• Problem to solve
Reproduce word for word the lines between the one containing "Transcribe this image's" and the end of the entries below, both inclusive; leave out pictures.

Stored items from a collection
* * * * * * * * *

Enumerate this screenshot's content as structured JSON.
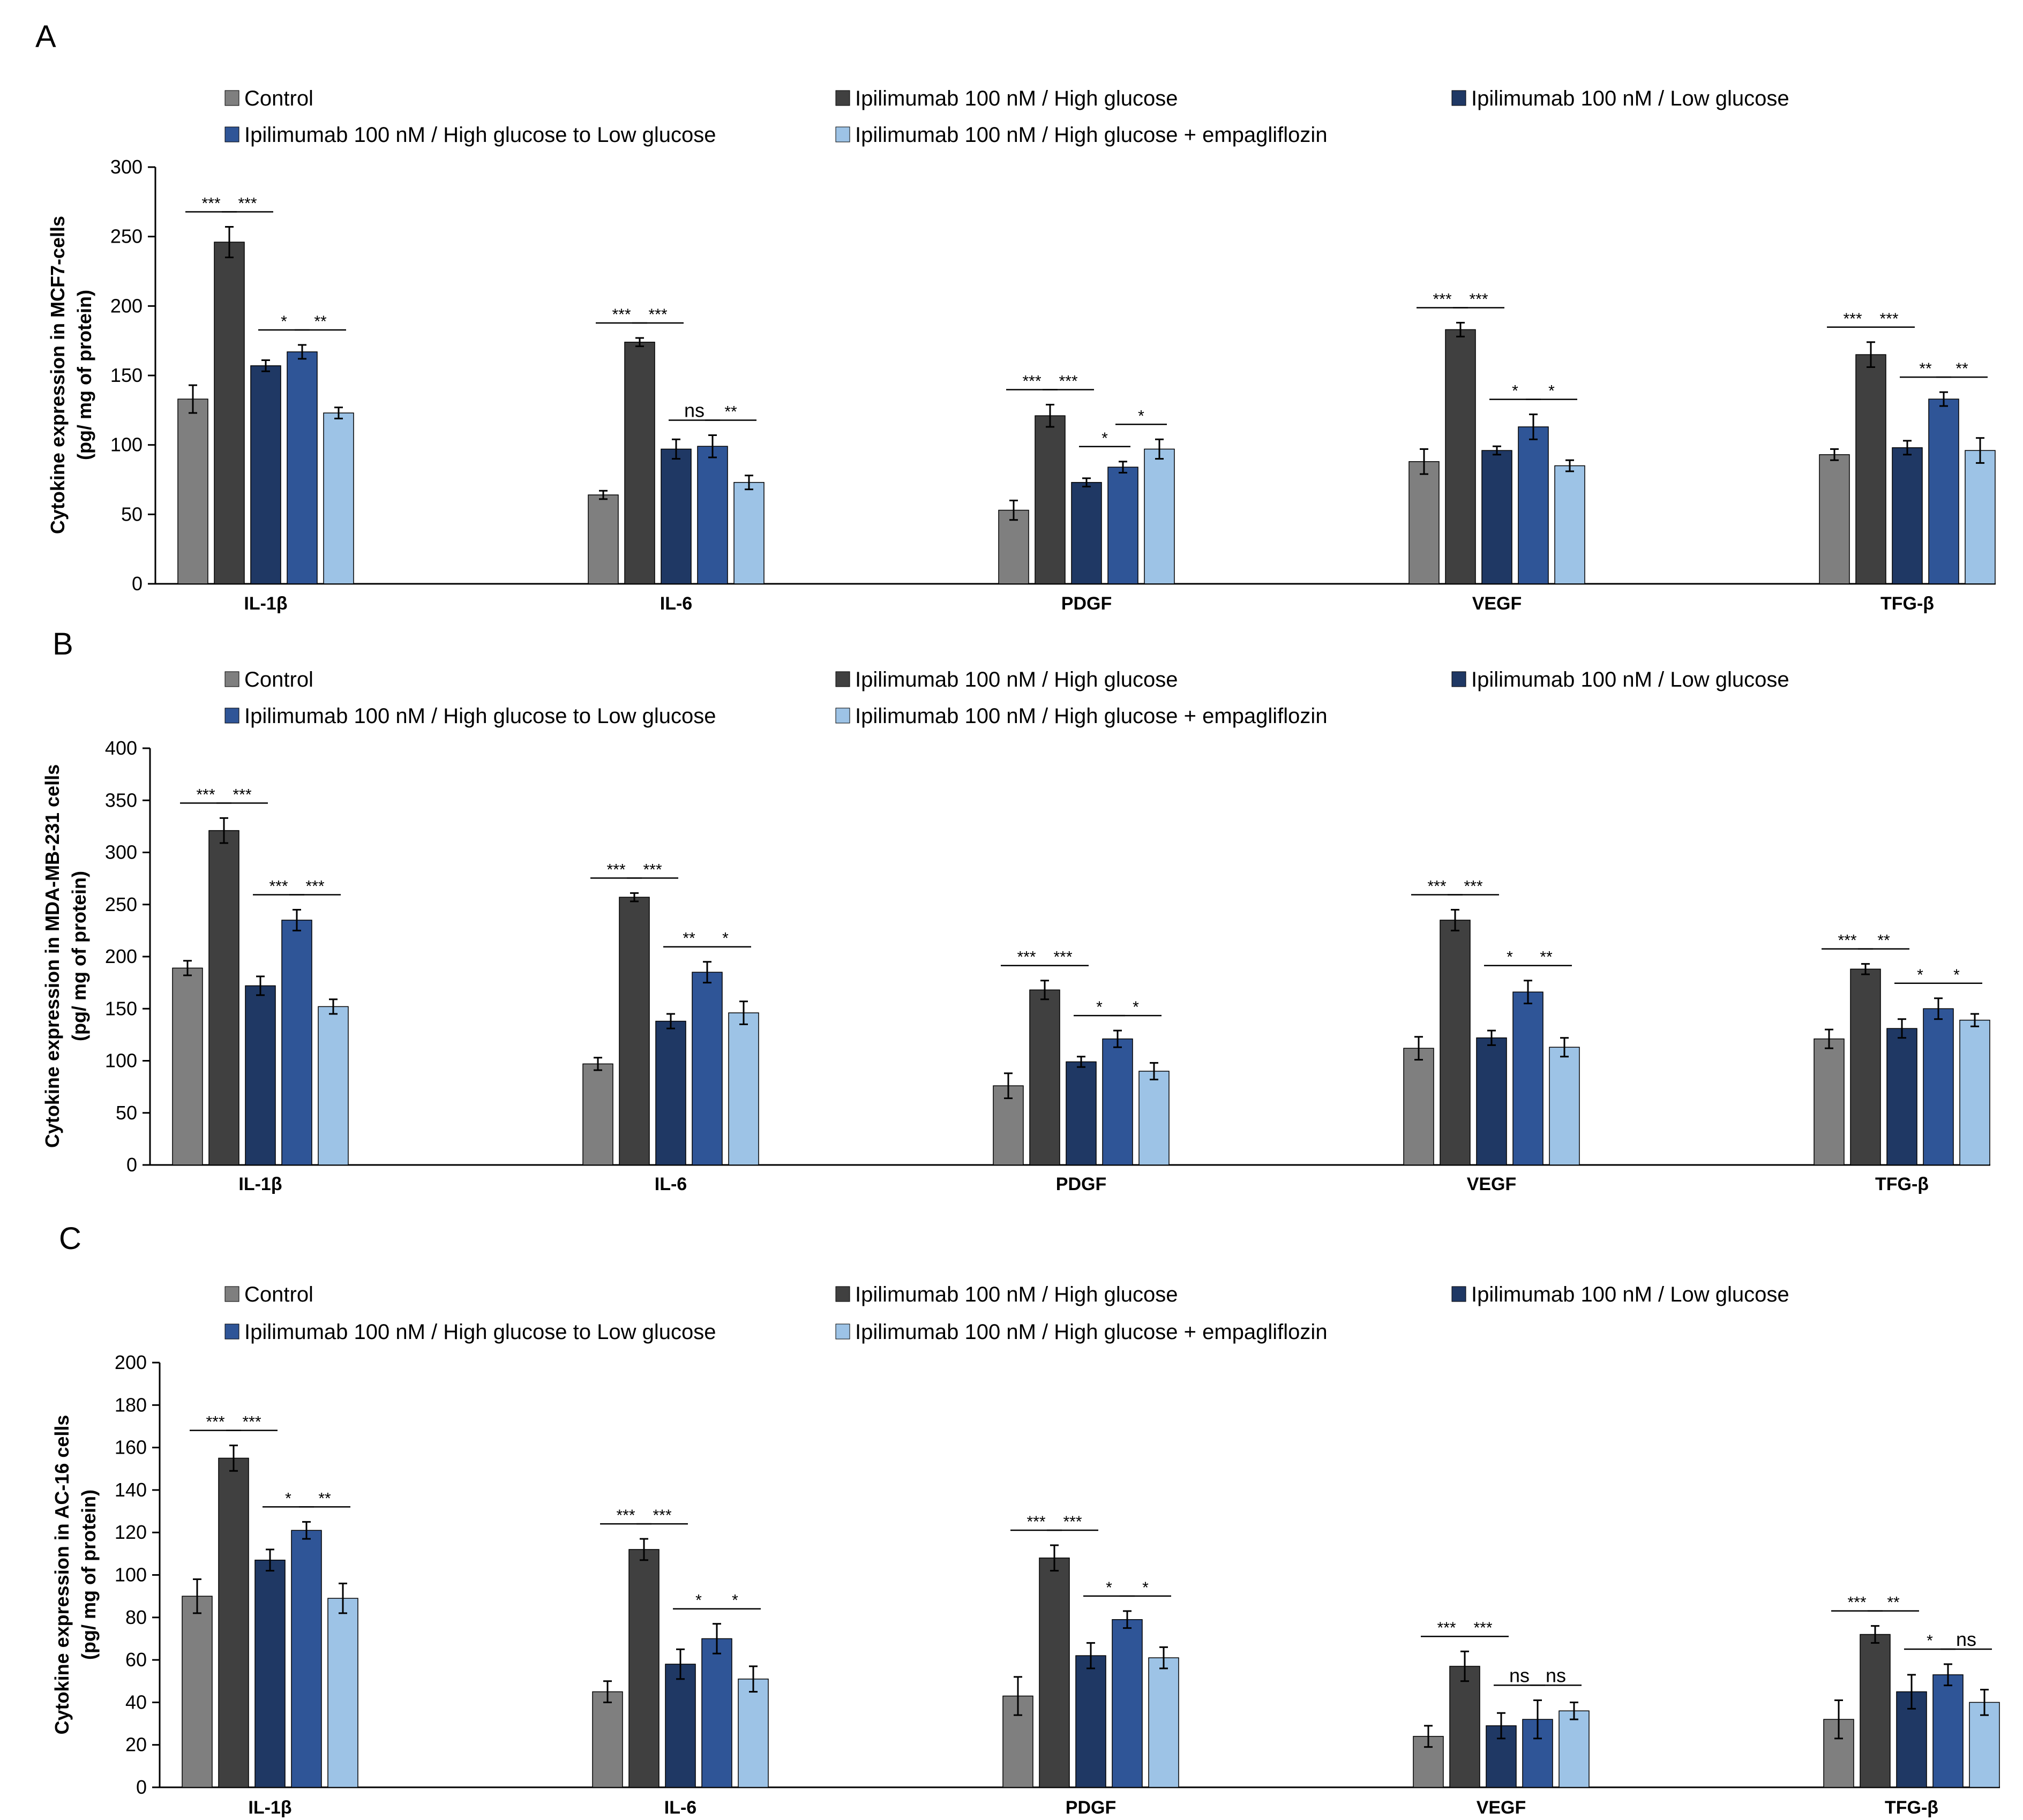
{
  "colors": {
    "control": "#7f7f7f",
    "high_glucose": "#404040",
    "low_glucose": "#1f3864",
    "high_to_low": "#2f5597",
    "empagliflozin": "#9dc3e6",
    "axis": "#000000"
  },
  "chart_data": [
    {
      "type": "bar",
      "panel_label": "A",
      "ylabel_line1": "Cytokine expression  in MCF7-cells",
      "ylabel_line2": "(pg/ mg of protein)",
      "ylim": [
        0,
        300
      ],
      "yticks": [
        "0",
        "50",
        "100",
        "150",
        "200",
        "250",
        "300"
      ],
      "categories": [
        "IL-1β",
        "IL-6",
        "PDGF",
        "VEGF",
        "TFG-β"
      ],
      "legend_position": "top",
      "series": [
        {
          "name": "Control",
          "values": [
            133,
            64,
            53,
            88,
            93
          ],
          "errors": [
            10,
            3,
            7,
            9,
            4
          ]
        },
        {
          "name": "Ipilimumab 100 nM / High glucose",
          "values": [
            246,
            174,
            121,
            183,
            165
          ],
          "errors": [
            11,
            3,
            8,
            5,
            9
          ]
        },
        {
          "name": "Ipilimumab 100 nM / Low glucose",
          "values": [
            157,
            97,
            73,
            96,
            98
          ],
          "errors": [
            4,
            7,
            3,
            3,
            5
          ]
        },
        {
          "name": "Ipilimumab 100 nM / High glucose to Low glucose",
          "values": [
            167,
            99,
            84,
            113,
            133
          ],
          "errors": [
            5,
            8,
            4,
            9,
            5
          ]
        },
        {
          "name": "Ipilimumab 100 nM / High glucose + empagliflozin",
          "values": [
            123,
            73,
            97,
            85,
            96
          ],
          "errors": [
            4,
            5,
            7,
            4,
            9
          ]
        }
      ],
      "significance": [
        {
          "cat": 0,
          "from": 0,
          "to": 1,
          "label": "***"
        },
        {
          "cat": 0,
          "from": 1,
          "to": 2,
          "label": "***"
        },
        {
          "cat": 0,
          "from": 2,
          "to": 3,
          "label": "*"
        },
        {
          "cat": 0,
          "from": 3,
          "to": 4,
          "label": "**"
        },
        {
          "cat": 1,
          "from": 0,
          "to": 1,
          "label": "***"
        },
        {
          "cat": 1,
          "from": 1,
          "to": 2,
          "label": "***"
        },
        {
          "cat": 1,
          "from": 2,
          "to": 3,
          "label": "ns"
        },
        {
          "cat": 1,
          "from": 3,
          "to": 4,
          "label": "**"
        },
        {
          "cat": 2,
          "from": 0,
          "to": 1,
          "label": "***"
        },
        {
          "cat": 2,
          "from": 1,
          "to": 2,
          "label": "***"
        },
        {
          "cat": 2,
          "from": 2,
          "to": 3,
          "label": "*"
        },
        {
          "cat": 2,
          "from": 3,
          "to": 4,
          "label": "*"
        },
        {
          "cat": 3,
          "from": 0,
          "to": 1,
          "label": "***"
        },
        {
          "cat": 3,
          "from": 1,
          "to": 2,
          "label": "***"
        },
        {
          "cat": 3,
          "from": 2,
          "to": 3,
          "label": "*"
        },
        {
          "cat": 3,
          "from": 3,
          "to": 4,
          "label": "*"
        },
        {
          "cat": 4,
          "from": 0,
          "to": 1,
          "label": "***"
        },
        {
          "cat": 4,
          "from": 1,
          "to": 2,
          "label": "***"
        },
        {
          "cat": 4,
          "from": 2,
          "to": 3,
          "label": "**"
        },
        {
          "cat": 4,
          "from": 3,
          "to": 4,
          "label": "**"
        }
      ]
    },
    {
      "type": "bar",
      "panel_label": "B",
      "ylabel_line1": "Cytokine expression  in MDA-MB-231 cells",
      "ylabel_line2": "(pg/ mg of protein)",
      "ylim": [
        0,
        400
      ],
      "yticks": [
        "0",
        "50",
        "100",
        "150",
        "200",
        "250",
        "300",
        "350",
        "400"
      ],
      "categories": [
        "IL-1β",
        "IL-6",
        "PDGF",
        "VEGF",
        "TFG-β"
      ],
      "legend_position": "top",
      "series": [
        {
          "name": "Control",
          "values": [
            189,
            97,
            76,
            112,
            121
          ],
          "errors": [
            7,
            6,
            12,
            11,
            9
          ]
        },
        {
          "name": "Ipilimumab 100 nM / High glucose",
          "values": [
            321,
            257,
            168,
            235,
            188
          ],
          "errors": [
            12,
            4,
            9,
            10,
            5
          ]
        },
        {
          "name": "Ipilimumab 100 nM / Low glucose",
          "values": [
            172,
            138,
            99,
            122,
            131
          ],
          "errors": [
            9,
            7,
            5,
            7,
            9
          ]
        },
        {
          "name": "Ipilimumab 100 nM / High glucose to Low glucose",
          "values": [
            235,
            185,
            121,
            166,
            150
          ],
          "errors": [
            10,
            10,
            8,
            11,
            10
          ]
        },
        {
          "name": "Ipilimumab 100 nM / High glucose + empagliflozin",
          "values": [
            152,
            146,
            90,
            113,
            139
          ],
          "errors": [
            7,
            11,
            8,
            9,
            6
          ]
        }
      ],
      "significance": [
        {
          "cat": 0,
          "from": 0,
          "to": 1,
          "label": "***"
        },
        {
          "cat": 0,
          "from": 1,
          "to": 2,
          "label": "***"
        },
        {
          "cat": 0,
          "from": 2,
          "to": 3,
          "label": "***"
        },
        {
          "cat": 0,
          "from": 3,
          "to": 4,
          "label": "***"
        },
        {
          "cat": 1,
          "from": 0,
          "to": 1,
          "label": "***"
        },
        {
          "cat": 1,
          "from": 1,
          "to": 2,
          "label": "***"
        },
        {
          "cat": 1,
          "from": 2,
          "to": 3,
          "label": "**"
        },
        {
          "cat": 1,
          "from": 3,
          "to": 4,
          "label": "*"
        },
        {
          "cat": 2,
          "from": 0,
          "to": 1,
          "label": "***"
        },
        {
          "cat": 2,
          "from": 1,
          "to": 2,
          "label": "***"
        },
        {
          "cat": 2,
          "from": 2,
          "to": 3,
          "label": "*"
        },
        {
          "cat": 2,
          "from": 3,
          "to": 4,
          "label": "*"
        },
        {
          "cat": 3,
          "from": 0,
          "to": 1,
          "label": "***"
        },
        {
          "cat": 3,
          "from": 1,
          "to": 2,
          "label": "***"
        },
        {
          "cat": 3,
          "from": 2,
          "to": 3,
          "label": "*"
        },
        {
          "cat": 3,
          "from": 3,
          "to": 4,
          "label": "**"
        },
        {
          "cat": 4,
          "from": 0,
          "to": 1,
          "label": "***"
        },
        {
          "cat": 4,
          "from": 1,
          "to": 2,
          "label": "**"
        },
        {
          "cat": 4,
          "from": 2,
          "to": 3,
          "label": "*"
        },
        {
          "cat": 4,
          "from": 3,
          "to": 4,
          "label": "*"
        }
      ]
    },
    {
      "type": "bar",
      "panel_label": "C",
      "ylabel_line1": "Cytokine expression  in AC-16 cells",
      "ylabel_line2": "(pg/ mg of protein)",
      "ylim": [
        0,
        200
      ],
      "yticks": [
        "0",
        "20",
        "40",
        "60",
        "80",
        "100",
        "120",
        "140",
        "160",
        "180",
        "200"
      ],
      "categories": [
        "IL-1β",
        "IL-6",
        "PDGF",
        "VEGF",
        "TFG-β"
      ],
      "legend_position": "top",
      "series": [
        {
          "name": "Control",
          "values": [
            90,
            45,
            43,
            24,
            32
          ],
          "errors": [
            8,
            5,
            9,
            5,
            9
          ]
        },
        {
          "name": "Ipilimumab 100 nM / High glucose",
          "values": [
            155,
            112,
            108,
            57,
            72
          ],
          "errors": [
            6,
            5,
            6,
            7,
            4
          ]
        },
        {
          "name": "Ipilimumab 100 nM / Low glucose",
          "values": [
            107,
            58,
            62,
            29,
            45
          ],
          "errors": [
            5,
            7,
            6,
            6,
            8
          ]
        },
        {
          "name": "Ipilimumab 100 nM / High glucose to Low glucose",
          "values": [
            121,
            70,
            79,
            32,
            53
          ],
          "errors": [
            4,
            7,
            4,
            9,
            5
          ]
        },
        {
          "name": "Ipilimumab 100 nM / High glucose + empagliflozin",
          "values": [
            89,
            51,
            61,
            36,
            40
          ],
          "errors": [
            7,
            6,
            5,
            4,
            6
          ]
        }
      ],
      "significance": [
        {
          "cat": 0,
          "from": 0,
          "to": 1,
          "label": "***"
        },
        {
          "cat": 0,
          "from": 1,
          "to": 2,
          "label": "***"
        },
        {
          "cat": 0,
          "from": 2,
          "to": 3,
          "label": "*"
        },
        {
          "cat": 0,
          "from": 3,
          "to": 4,
          "label": "**"
        },
        {
          "cat": 1,
          "from": 0,
          "to": 1,
          "label": "***"
        },
        {
          "cat": 1,
          "from": 1,
          "to": 2,
          "label": "***"
        },
        {
          "cat": 1,
          "from": 2,
          "to": 3,
          "label": "*"
        },
        {
          "cat": 1,
          "from": 3,
          "to": 4,
          "label": "*"
        },
        {
          "cat": 2,
          "from": 0,
          "to": 1,
          "label": "***"
        },
        {
          "cat": 2,
          "from": 1,
          "to": 2,
          "label": "***"
        },
        {
          "cat": 2,
          "from": 2,
          "to": 3,
          "label": "*"
        },
        {
          "cat": 2,
          "from": 3,
          "to": 4,
          "label": "*"
        },
        {
          "cat": 3,
          "from": 0,
          "to": 1,
          "label": "***"
        },
        {
          "cat": 3,
          "from": 1,
          "to": 2,
          "label": "***"
        },
        {
          "cat": 3,
          "from": 2,
          "to": 3,
          "label": "ns"
        },
        {
          "cat": 3,
          "from": 3,
          "to": 4,
          "label": "ns"
        },
        {
          "cat": 4,
          "from": 0,
          "to": 1,
          "label": "***"
        },
        {
          "cat": 4,
          "from": 1,
          "to": 2,
          "label": "**"
        },
        {
          "cat": 4,
          "from": 2,
          "to": 3,
          "label": "*"
        },
        {
          "cat": 4,
          "from": 3,
          "to": 4,
          "label": "ns"
        }
      ]
    }
  ]
}
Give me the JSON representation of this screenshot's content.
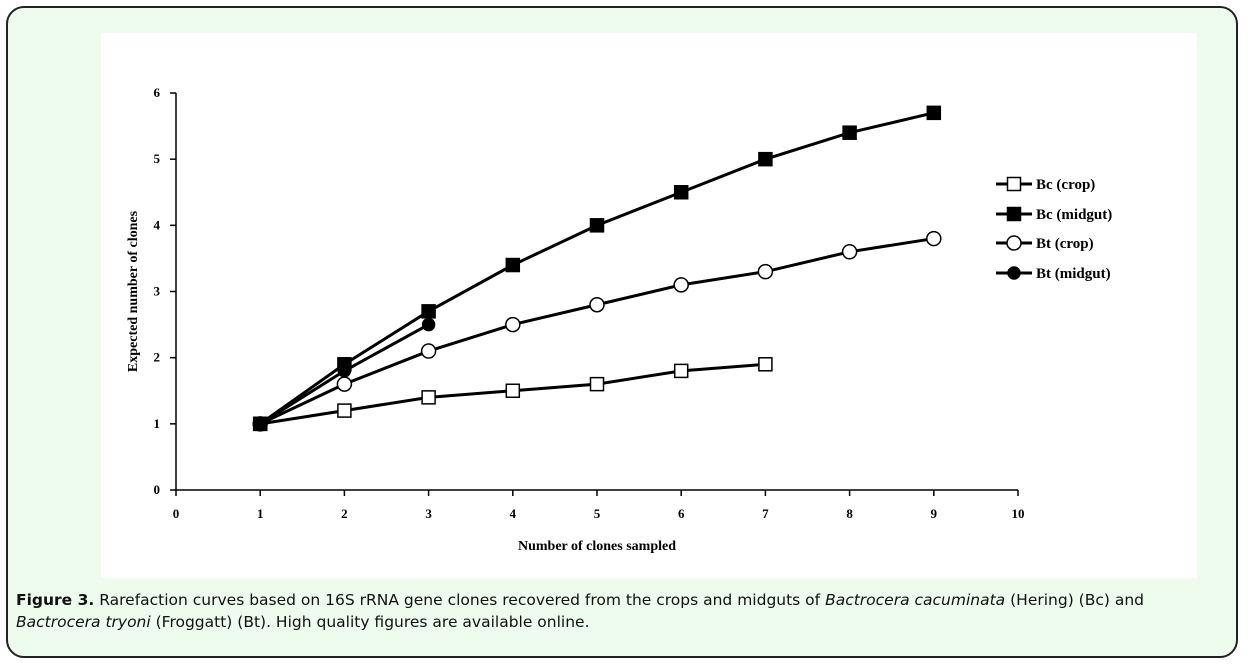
{
  "colors": {
    "frame_bg": "#edfced",
    "frame_border": "#222222",
    "chart_bg": "#ffffff",
    "line": "#000000"
  },
  "caption": {
    "label": "Figure 3.",
    "parts": [
      {
        "text": " Rarefaction curves based on 16S rRNA gene clones recovered from the crops and midguts of ",
        "italic": false
      },
      {
        "text": "Bactrocera cacuminata",
        "italic": true
      },
      {
        "text": " (Hering) (Bc) and ",
        "italic": false
      },
      {
        "text": "Bactrocera tryoni",
        "italic": true
      },
      {
        "text": " (Froggatt) (Bt). High quality figures are available online.",
        "italic": false
      }
    ]
  },
  "chart_data": {
    "type": "line",
    "title": "",
    "xlabel": "Number of clones sampled",
    "ylabel": "Expected number of clones",
    "xlim": [
      0,
      10
    ],
    "ylim": [
      0,
      6
    ],
    "xticks": [
      0,
      1,
      2,
      3,
      4,
      5,
      6,
      7,
      8,
      9,
      10
    ],
    "yticks": [
      0,
      1,
      2,
      3,
      4,
      5,
      6
    ],
    "grid": false,
    "legend_position": "right",
    "series": [
      {
        "name": "Bc (crop)",
        "marker": "square-open",
        "x": [
          1,
          2,
          3,
          4,
          5,
          6,
          7
        ],
        "values": [
          1.0,
          1.2,
          1.4,
          1.5,
          1.6,
          1.8,
          1.9
        ]
      },
      {
        "name": "Bc (midgut)",
        "marker": "square-filled",
        "x": [
          1,
          2,
          3,
          4,
          5,
          6,
          7,
          8,
          9
        ],
        "values": [
          1.0,
          1.9,
          2.7,
          3.4,
          4.0,
          4.5,
          5.0,
          5.4,
          5.7
        ]
      },
      {
        "name": "Bt (crop)",
        "marker": "circle-open",
        "x": [
          1,
          2,
          3,
          4,
          5,
          6,
          7,
          8,
          9
        ],
        "values": [
          1.0,
          1.6,
          2.1,
          2.5,
          2.8,
          3.1,
          3.3,
          3.6,
          3.8
        ]
      },
      {
        "name": "Bt (midgut)",
        "marker": "circle-filled",
        "x": [
          1,
          2,
          3
        ],
        "values": [
          1.0,
          1.8,
          2.5
        ]
      }
    ]
  }
}
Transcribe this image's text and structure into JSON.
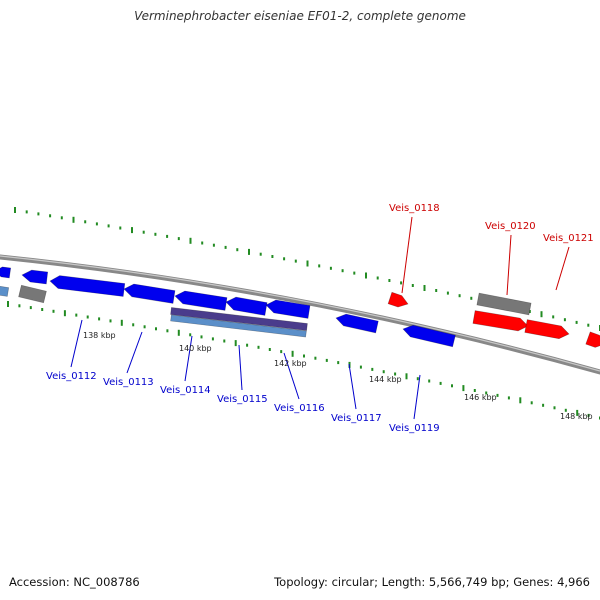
{
  "title": "Verminephrobacter eiseniae EF01-2, complete genome",
  "footer": {
    "accession": "Accession: NC_008786",
    "summary": "Topology: circular; Length: 5,566,749 bp; Genes: 4,966"
  },
  "colors": {
    "forward_gene": "#ff0000",
    "reverse_gene": "#0000ee",
    "pseudo_gene": "#777777",
    "tick": "#228b22",
    "backbone": "#888888",
    "label_reverse": "#0000cc",
    "label_forward": "#cc0000",
    "rna_dark": "#4a3c8c",
    "rna_light": "#5b8fc9"
  },
  "scale_labels": [
    "138 kbp",
    "140 kbp",
    "142 kbp",
    "144 kbp",
    "146 kbp",
    "148 kbp"
  ],
  "loci": {
    "forward": [
      "Veis_0118",
      "Veis_0120",
      "Veis_0121"
    ],
    "reverse": [
      "Veis_0112",
      "Veis_0113",
      "Veis_0114",
      "Veis_0115",
      "Veis_0116",
      "Veis_0117",
      "Veis_0119"
    ]
  }
}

* * * * * * * * *

• Written answer
Transcribe this image's text and structure into JSON.
{
  "title": "Verminephrobacter eiseniae EF01-2, complete genome",
  "footer": {
    "accession": "Accession: NC_008786",
    "summary": "Topology: circular; Length: 5,566,749 bp; Genes: 4,966"
  },
  "colors": {
    "forward_gene": "#ff0000",
    "reverse_gene": "#0000ee",
    "pseudo_gene": "#777777",
    "tick": "#228b22",
    "backbone": "#888888",
    "label_reverse": "#0000cc",
    "label_forward": "#cc0000",
    "rna_dark": "#4a3c8c",
    "rna_light": "#5b8fc9"
  },
  "scale_labels": [
    "138 kbp",
    "140 kbp",
    "142 kbp",
    "144 kbp",
    "146 kbp",
    "148 kbp"
  ],
  "loci": {
    "forward": [
      "Veis_0118",
      "Veis_0120",
      "Veis_0121"
    ],
    "reverse": [
      "Veis_0112",
      "Veis_0113",
      "Veis_0114",
      "Veis_0115",
      "Veis_0116",
      "Veis_0117",
      "Veis_0119"
    ]
  }
}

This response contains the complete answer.